> **Excerpt**
Skip to content

Deadlocks in a multi-threaded environment #76

@jvstme

Description

@jvstme

Context

This might be a known issue, as it seems to be mentioned in the readme:

Keep in mind, that this may lead to some problems or infinite locks, even if timeouts have been added.

We found a workaround for our project, but I still decided to open this ticket to possibly help resolve this issue or help other users work around it.

Steps to reproduce

Set your token and run the script.

from functools import partial
from threading import Thread

from nebius.sdk import SDK


TOKEN = ...
sdk = SDK(credentials=TOKEN)


def test(i):
    sdk.whoami(timeout=5).wait()
    print(f"Thread {i} done")


threads = [Thread(target=partial(test, i)) for i in range(10)]
for thread in threads:
    thread.start()
for thread in threads:
    thread.join()

> **Information provided**
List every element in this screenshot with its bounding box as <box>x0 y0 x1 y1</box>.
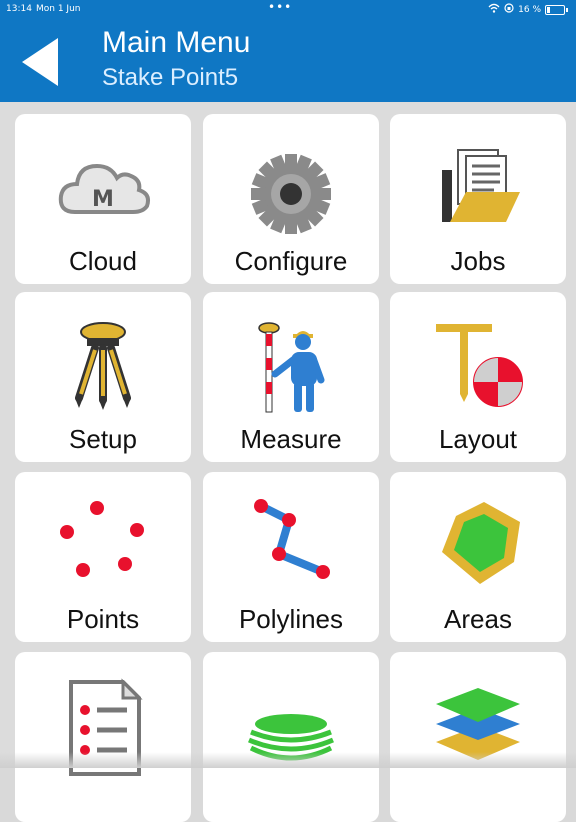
back-button[interactable] <box>18 28 74 92</box>
menu-label-jobs: Jobs <box>450 246 506 276</box>
folder-documents-icon <box>428 140 528 240</box>
menu-tile-areas[interactable]: Areas <box>390 472 566 642</box>
menu-tile-surfaces[interactable] <box>203 652 379 822</box>
cloud-icon: M <box>53 140 153 240</box>
status-time: 13:14 <box>6 4 32 14</box>
wifi-icon <box>488 3 500 16</box>
menu-label-measure: Measure <box>240 424 342 454</box>
menu-label-areas: Areas <box>444 604 512 634</box>
menu-tile-polylines[interactable]: Polylines <box>203 472 379 642</box>
bottom-fade <box>0 752 576 768</box>
status-indicators: 16 % <box>488 3 568 16</box>
menu-tile-reports[interactable] <box>15 652 191 822</box>
menu-tile-measure[interactable]: Measure <box>203 292 379 462</box>
menu-label-points: Points <box>66 604 140 634</box>
menu-label-setup: Setup <box>69 424 137 454</box>
menu-tile-setup[interactable]: Setup <box>15 292 191 462</box>
back-arrow-icon <box>22 38 58 86</box>
status-bar: 13:14 Mon 1 Jun ••• 16 % <box>0 0 576 18</box>
stakeout-icon <box>428 318 528 418</box>
menu-grid: M Cloud Configure Jobs Setup Measure Lay… <box>0 102 576 822</box>
points-icon <box>53 498 153 598</box>
tripod-icon <box>53 318 153 418</box>
menu-tile-cloud[interactable]: M Cloud <box>15 114 191 284</box>
status-date: Mon 1 Jun <box>36 4 81 14</box>
page-subtitle: Stake Point5 <box>102 64 239 91</box>
menu-label-configure: Configure <box>234 246 348 276</box>
menu-tile-layers[interactable] <box>390 652 566 822</box>
battery-percent: 16 % <box>518 4 541 15</box>
app-header: Main Menu Stake Point5 <box>0 18 576 102</box>
orientation-lock-icon <box>504 3 514 16</box>
polyline-icon <box>241 498 341 598</box>
battery-icon <box>545 4 565 15</box>
menu-tile-points[interactable]: Points <box>15 472 191 642</box>
menu-label-cloud: Cloud <box>69 246 137 276</box>
page-title: Main Menu <box>102 26 251 59</box>
menu-label-polylines: Polylines <box>238 604 344 634</box>
svg-text:M: M <box>92 187 114 212</box>
multitask-dots-icon: ••• <box>268 0 293 14</box>
surveyor-icon <box>241 318 341 418</box>
menu-tile-configure[interactable]: Configure <box>203 114 379 284</box>
area-icon <box>428 498 528 598</box>
menu-label-layout: Layout <box>438 424 518 454</box>
menu-tile-layout[interactable]: Layout <box>390 292 566 462</box>
gear-icon <box>241 140 341 240</box>
menu-tile-jobs[interactable]: Jobs <box>390 114 566 284</box>
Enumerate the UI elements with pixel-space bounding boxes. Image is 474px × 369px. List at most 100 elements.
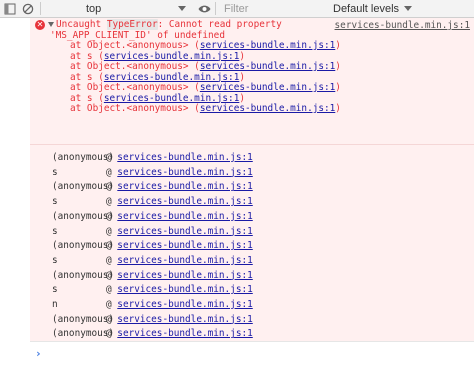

> **Problem description**
Please extend the bug report on deadlocks in a multi-threaded environment, picking up right after its last line of code.

> **Final answer**
Expected behavior

Each of the threads prints a message, the script exits.

Thread 2 done
Thread 1 done
Thread 0 done
Thread 7 done
Thread 6 done
Thread 4 done
Thread 8 done
Thread 9 done
Thread 3 done
Thread 5 done

Actual behavior

Some threads print a message, the script hangs and never exits.

Exception in callback PollerCompletionQueue._handle_events()()
handle: <Handle PollerCompletionQueue._handle_events()()>
Traceback (most recent call last):
  File "/usr/lib64/python3.13/asyncio/events.py", line 89, in _run
    self._context.run(self._callback, *self._args)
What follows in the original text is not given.